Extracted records
_ _ _ _ _ _ _
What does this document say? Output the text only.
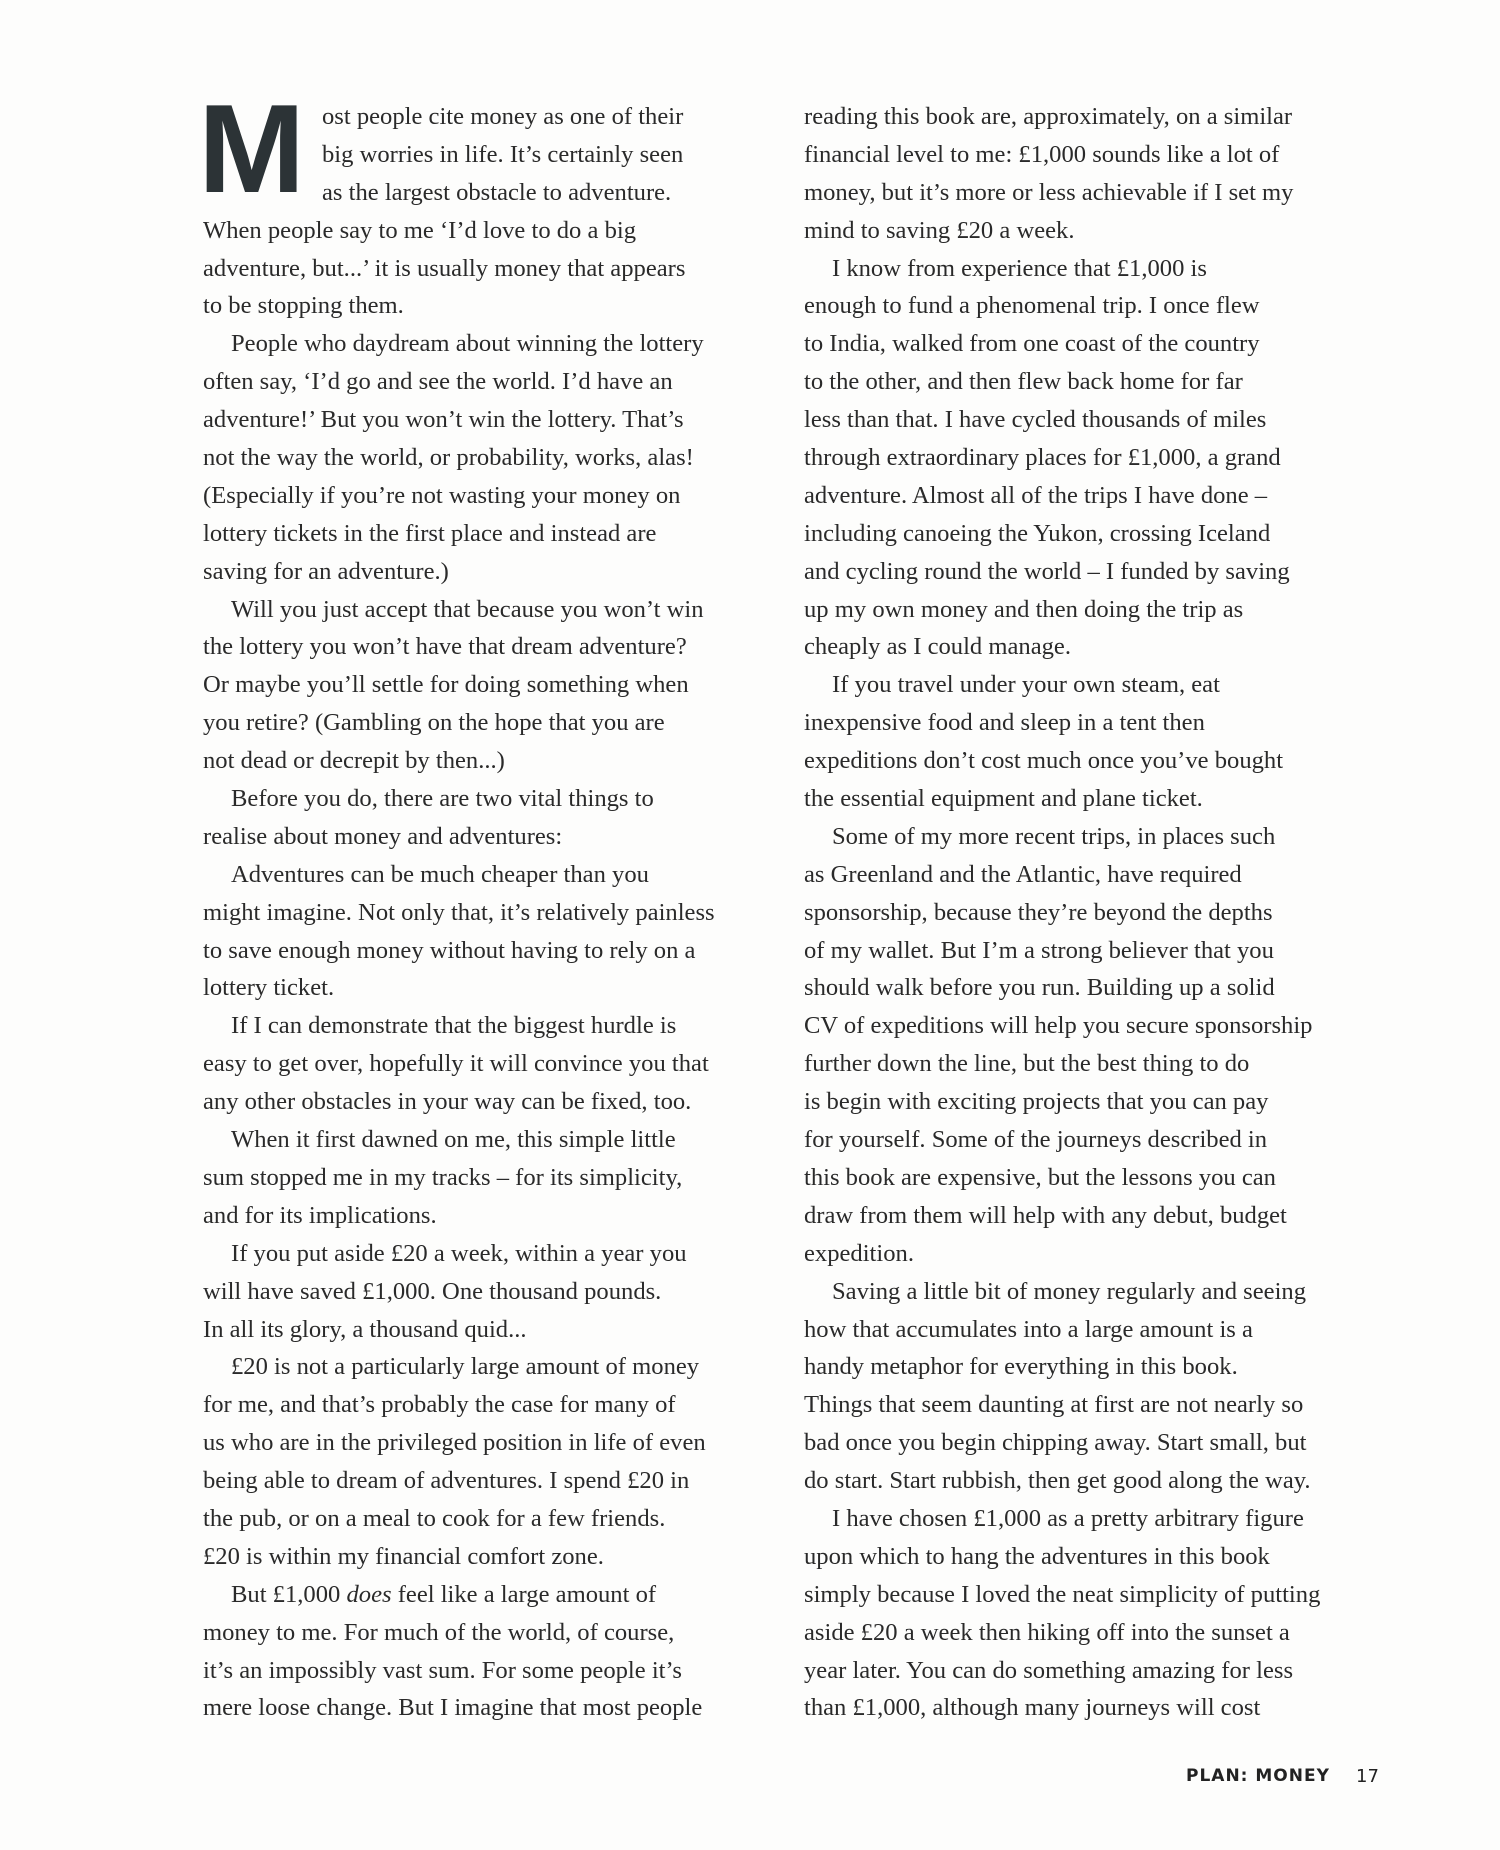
M ost people cite money as one of their
big worries in life. It’s certainly seen
as the largest obstacle to adventure.
When people say to me ‘I’d love to do a big
adventure, but...’ it is usually money that appears
to be stopping them.
People who daydream about winning the lottery
often say, ‘I’d go and see the world. I’d have an
adventure!’ But you won’t win the lottery. That’s
not the way the world, or probability, works, alas!
(Especially if you’re not wasting your money on
lottery tickets in the first place and instead are
saving for an adventure.)
Will you just accept that because you won’t win
the lottery you won’t have that dream adventure?
Or maybe you’ll settle for doing something when
you retire? (Gambling on the hope that you are
not dead or decrepit by then...)
Before you do, there are two vital things to
realise about money and adventures:
Adventures can be much cheaper than you
might imagine. Not only that, it’s relatively painless
to save enough money without having to rely on a
lottery ticket.
If I can demonstrate that the biggest hurdle is
easy to get over, hopefully it will convince you that
any other obstacles in your way can be fixed, too.
When it first dawned on me, this simple little
sum stopped me in my tracks – for its simplicity,
and for its implications.
If you put aside £20 a week, within a year you
will have saved £1,000. One thousand pounds.
In all its glory, a thousand quid...
£20 is not a particularly large amount of money
for me, and that’s probably the case for many of
us who are in the privileged position in life of even
being able to dream of adventures. I spend £20 in
the pub, or on a meal to cook for a few friends.
£20 is within my financial comfort zone.
But £1,000 does feel like a large amount of
money to me. For much of the world, of course,
it’s an impossibly vast sum. For some people it’s
mere loose change. But I imagine that most people
reading this book are, approximately, on a similar
financial level to me: £1,000 sounds like a lot of
money, but it’s more or less achievable if I set my
mind to saving £20 a week.
I know from experience that £1,000 is
enough to fund a phenomenal trip. I once flew
to India, walked from one coast of the country
to the other, and then flew back home for far
less than that. I have cycled thousands of miles
through extraordinary places for £1,000, a grand
adventure. Almost all of the trips I have done –
including canoeing the Yukon, crossing Iceland
and cycling round the world – I funded by saving
up my own money and then doing the trip as
cheaply as I could manage.
If you travel under your own steam, eat
inexpensive food and sleep in a tent then
expeditions don’t cost much once you’ve bought
the essential equipment and plane ticket.
Some of my more recent trips, in places such
as Greenland and the Atlantic, have required
sponsorship, because they’re beyond the depths
of my wallet. But I’m a strong believer that you
should walk before you run. Building up a solid
CV of expeditions will help you secure sponsorship
further down the line, but the best thing to do
is begin with exciting projects that you can pay
for yourself. Some of the journeys described in
this book are expensive, but the lessons you can
draw from them will help with any debut, budget
expedition.
Saving a little bit of money regularly and seeing
how that accumulates into a large amount is a
handy metaphor for everything in this book.
Things that seem daunting at first are not nearly so
bad once you begin chipping away. Start small, but
do start. Start rubbish, then get good along the way.
I have chosen £1,000 as a pretty arbitrary figure
upon which to hang the adventures in this book
simply because I loved the neat simplicity of putting
aside £20 a week then hiking off into the sunset a
year later. You can do something amazing for less
than £1,000, although many journeys will cost
PLAN: MONEY 17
_ _ _ _ _ _ _
▶ Exercise instructions
Leaving out the pictures, repeat the data above exactly.

▶ Answer to the problem
What does this document say? Output the text only.
M ost people cite money as one of their
big worries in life. It’s certainly seen
as the largest obstacle to adventure.
When people say to me ‘I’d love to do a big
adventure, but...’ it is usually money that appears
to be stopping them.
People who daydream about winning the lottery
often say, ‘I’d go and see the world. I’d have an
adventure!’ But you won’t win the lottery. That’s
not the way the world, or probability, works, alas!
(Especially if you’re not wasting your money on
lottery tickets in the first place and instead are
saving for an adventure.)
Will you just accept that because you won’t win
the lottery you won’t have that dream adventure?
Or maybe you’ll settle for doing something when
you retire? (Gambling on the hope that you are
not dead or decrepit by then...)
Before you do, there are two vital things to
realise about money and adventures:
Adventures can be much cheaper than you
might imagine. Not only that, it’s relatively painless
to save enough money without having to rely on a
lottery ticket.
If I can demonstrate that the biggest hurdle is
easy to get over, hopefully it will convince you that
any other obstacles in your way can be fixed, too.
When it first dawned on me, this simple little
sum stopped me in my tracks – for its simplicity,
and for its implications.
If you put aside £20 a week, within a year you
will have saved £1,000. One thousand pounds.
In all its glory, a thousand quid...
£20 is not a particularly large amount of money
for me, and that’s probably the case for many of
us who are in the privileged position in life of even
being able to dream of adventures. I spend £20 in
the pub, or on a meal to cook for a few friends.
£20 is within my financial comfort zone.
But £1,000 does feel like a large amount of
money to me. For much of the world, of course,
it’s an impossibly vast sum. For some people it’s
mere loose change. But I imagine that most people
reading this book are, approximately, on a similar
financial level to me: £1,000 sounds like a lot of
money, but it’s more or less achievable if I set my
mind to saving £20 a week.
I know from experience that £1,000 is
enough to fund a phenomenal trip. I once flew
to India, walked from one coast of the country
to the other, and then flew back home for far
less than that. I have cycled thousands of miles
through extraordinary places for £1,000, a grand
adventure. Almost all of the trips I have done –
including canoeing the Yukon, crossing Iceland
and cycling round the world – I funded by saving
up my own money and then doing the trip as
cheaply as I could manage.
If you travel under your own steam, eat
inexpensive food and sleep in a tent then
expeditions don’t cost much once you’ve bought
the essential equipment and plane ticket.
Some of my more recent trips, in places such
as Greenland and the Atlantic, have required
sponsorship, because they’re beyond the depths
of my wallet. But I’m a strong believer that you
should walk before you run. Building up a solid
CV of expeditions will help you secure sponsorship
further down the line, but the best thing to do
is begin with exciting projects that you can pay
for yourself. Some of the journeys described in
this book are expensive, but the lessons you can
draw from them will help with any debut, budget
expedition.
Saving a little bit of money regularly and seeing
how that accumulates into a large amount is a
handy metaphor for everything in this book.
Things that seem daunting at first are not nearly so
bad once you begin chipping away. Start small, but
do start. Start rubbish, then get good along the way.
I have chosen £1,000 as a pretty arbitrary figure
upon which to hang the adventures in this book
simply because I loved the neat simplicity of putting
aside £20 a week then hiking off into the sunset a
year later. You can do something amazing for less
than £1,000, although many journeys will cost
PLAN: MONEY 17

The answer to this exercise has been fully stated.